Instructions to follow: Any pictures in the records below should be skipped; write out everything else exactly.

(Records)
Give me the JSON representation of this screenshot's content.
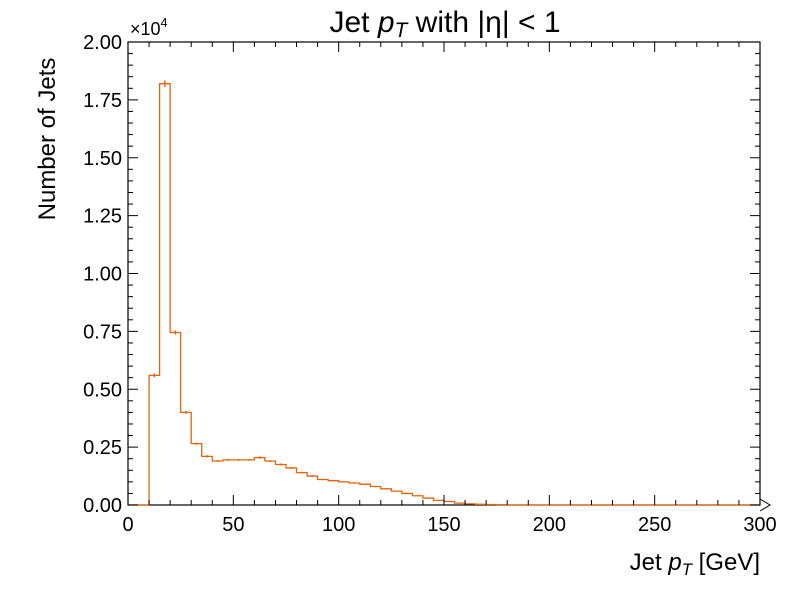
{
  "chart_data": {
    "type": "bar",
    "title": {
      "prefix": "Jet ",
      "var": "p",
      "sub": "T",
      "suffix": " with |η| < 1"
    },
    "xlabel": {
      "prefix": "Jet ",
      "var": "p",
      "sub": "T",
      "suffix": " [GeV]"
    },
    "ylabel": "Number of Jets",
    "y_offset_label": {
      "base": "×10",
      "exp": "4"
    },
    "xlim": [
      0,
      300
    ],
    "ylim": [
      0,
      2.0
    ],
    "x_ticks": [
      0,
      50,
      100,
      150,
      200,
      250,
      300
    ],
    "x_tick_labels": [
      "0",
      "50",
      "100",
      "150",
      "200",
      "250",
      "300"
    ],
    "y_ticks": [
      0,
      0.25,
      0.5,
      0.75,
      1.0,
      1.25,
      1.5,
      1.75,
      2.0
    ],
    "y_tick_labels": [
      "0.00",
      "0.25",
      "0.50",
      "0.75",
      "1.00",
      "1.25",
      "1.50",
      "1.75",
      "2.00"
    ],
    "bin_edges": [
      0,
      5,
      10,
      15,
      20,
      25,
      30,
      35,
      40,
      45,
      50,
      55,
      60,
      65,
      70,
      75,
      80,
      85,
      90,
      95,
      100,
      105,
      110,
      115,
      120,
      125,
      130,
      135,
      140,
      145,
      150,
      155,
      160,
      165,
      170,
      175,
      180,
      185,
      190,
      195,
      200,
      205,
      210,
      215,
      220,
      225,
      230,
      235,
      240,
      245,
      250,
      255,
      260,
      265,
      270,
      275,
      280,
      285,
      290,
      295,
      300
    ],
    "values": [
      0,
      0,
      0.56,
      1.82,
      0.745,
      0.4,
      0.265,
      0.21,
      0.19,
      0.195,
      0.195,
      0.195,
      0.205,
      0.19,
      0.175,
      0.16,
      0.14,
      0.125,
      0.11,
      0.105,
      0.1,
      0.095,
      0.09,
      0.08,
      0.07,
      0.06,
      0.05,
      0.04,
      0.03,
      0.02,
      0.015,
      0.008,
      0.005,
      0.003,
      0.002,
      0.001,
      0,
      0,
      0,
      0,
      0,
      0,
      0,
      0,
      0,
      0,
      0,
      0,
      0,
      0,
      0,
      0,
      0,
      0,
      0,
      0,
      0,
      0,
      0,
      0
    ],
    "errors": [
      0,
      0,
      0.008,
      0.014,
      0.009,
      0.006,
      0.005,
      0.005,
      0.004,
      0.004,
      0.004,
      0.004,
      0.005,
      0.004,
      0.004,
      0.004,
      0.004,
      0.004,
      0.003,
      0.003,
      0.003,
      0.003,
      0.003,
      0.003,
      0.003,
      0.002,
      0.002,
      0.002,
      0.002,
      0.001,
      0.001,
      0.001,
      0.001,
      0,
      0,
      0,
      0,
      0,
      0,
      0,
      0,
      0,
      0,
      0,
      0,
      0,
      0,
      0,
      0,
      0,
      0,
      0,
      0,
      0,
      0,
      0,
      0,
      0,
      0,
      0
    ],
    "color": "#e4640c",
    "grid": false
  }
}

Response:
Give me the JSON representation of this screenshot's content.
{
  "chart_data": {
    "type": "bar",
    "title": {
      "prefix": "Jet ",
      "var": "p",
      "sub": "T",
      "suffix": " with |η| < 1"
    },
    "xlabel": {
      "prefix": "Jet ",
      "var": "p",
      "sub": "T",
      "suffix": " [GeV]"
    },
    "ylabel": "Number of Jets",
    "y_offset_label": {
      "base": "×10",
      "exp": "4"
    },
    "xlim": [
      0,
      300
    ],
    "ylim": [
      0,
      2.0
    ],
    "x_ticks": [
      0,
      50,
      100,
      150,
      200,
      250,
      300
    ],
    "x_tick_labels": [
      "0",
      "50",
      "100",
      "150",
      "200",
      "250",
      "300"
    ],
    "y_ticks": [
      0,
      0.25,
      0.5,
      0.75,
      1.0,
      1.25,
      1.5,
      1.75,
      2.0
    ],
    "y_tick_labels": [
      "0.00",
      "0.25",
      "0.50",
      "0.75",
      "1.00",
      "1.25",
      "1.50",
      "1.75",
      "2.00"
    ],
    "bin_edges": [
      0,
      5,
      10,
      15,
      20,
      25,
      30,
      35,
      40,
      45,
      50,
      55,
      60,
      65,
      70,
      75,
      80,
      85,
      90,
      95,
      100,
      105,
      110,
      115,
      120,
      125,
      130,
      135,
      140,
      145,
      150,
      155,
      160,
      165,
      170,
      175,
      180,
      185,
      190,
      195,
      200,
      205,
      210,
      215,
      220,
      225,
      230,
      235,
      240,
      245,
      250,
      255,
      260,
      265,
      270,
      275,
      280,
      285,
      290,
      295,
      300
    ],
    "values": [
      0,
      0,
      0.56,
      1.82,
      0.745,
      0.4,
      0.265,
      0.21,
      0.19,
      0.195,
      0.195,
      0.195,
      0.205,
      0.19,
      0.175,
      0.16,
      0.14,
      0.125,
      0.11,
      0.105,
      0.1,
      0.095,
      0.09,
      0.08,
      0.07,
      0.06,
      0.05,
      0.04,
      0.03,
      0.02,
      0.015,
      0.008,
      0.005,
      0.003,
      0.002,
      0.001,
      0,
      0,
      0,
      0,
      0,
      0,
      0,
      0,
      0,
      0,
      0,
      0,
      0,
      0,
      0,
      0,
      0,
      0,
      0,
      0,
      0,
      0,
      0,
      0
    ],
    "errors": [
      0,
      0,
      0.008,
      0.014,
      0.009,
      0.006,
      0.005,
      0.005,
      0.004,
      0.004,
      0.004,
      0.004,
      0.005,
      0.004,
      0.004,
      0.004,
      0.004,
      0.004,
      0.003,
      0.003,
      0.003,
      0.003,
      0.003,
      0.003,
      0.003,
      0.002,
      0.002,
      0.002,
      0.002,
      0.001,
      0.001,
      0.001,
      0.001,
      0,
      0,
      0,
      0,
      0,
      0,
      0,
      0,
      0,
      0,
      0,
      0,
      0,
      0,
      0,
      0,
      0,
      0,
      0,
      0,
      0,
      0,
      0,
      0,
      0,
      0,
      0
    ],
    "color": "#e4640c",
    "grid": false
  }
}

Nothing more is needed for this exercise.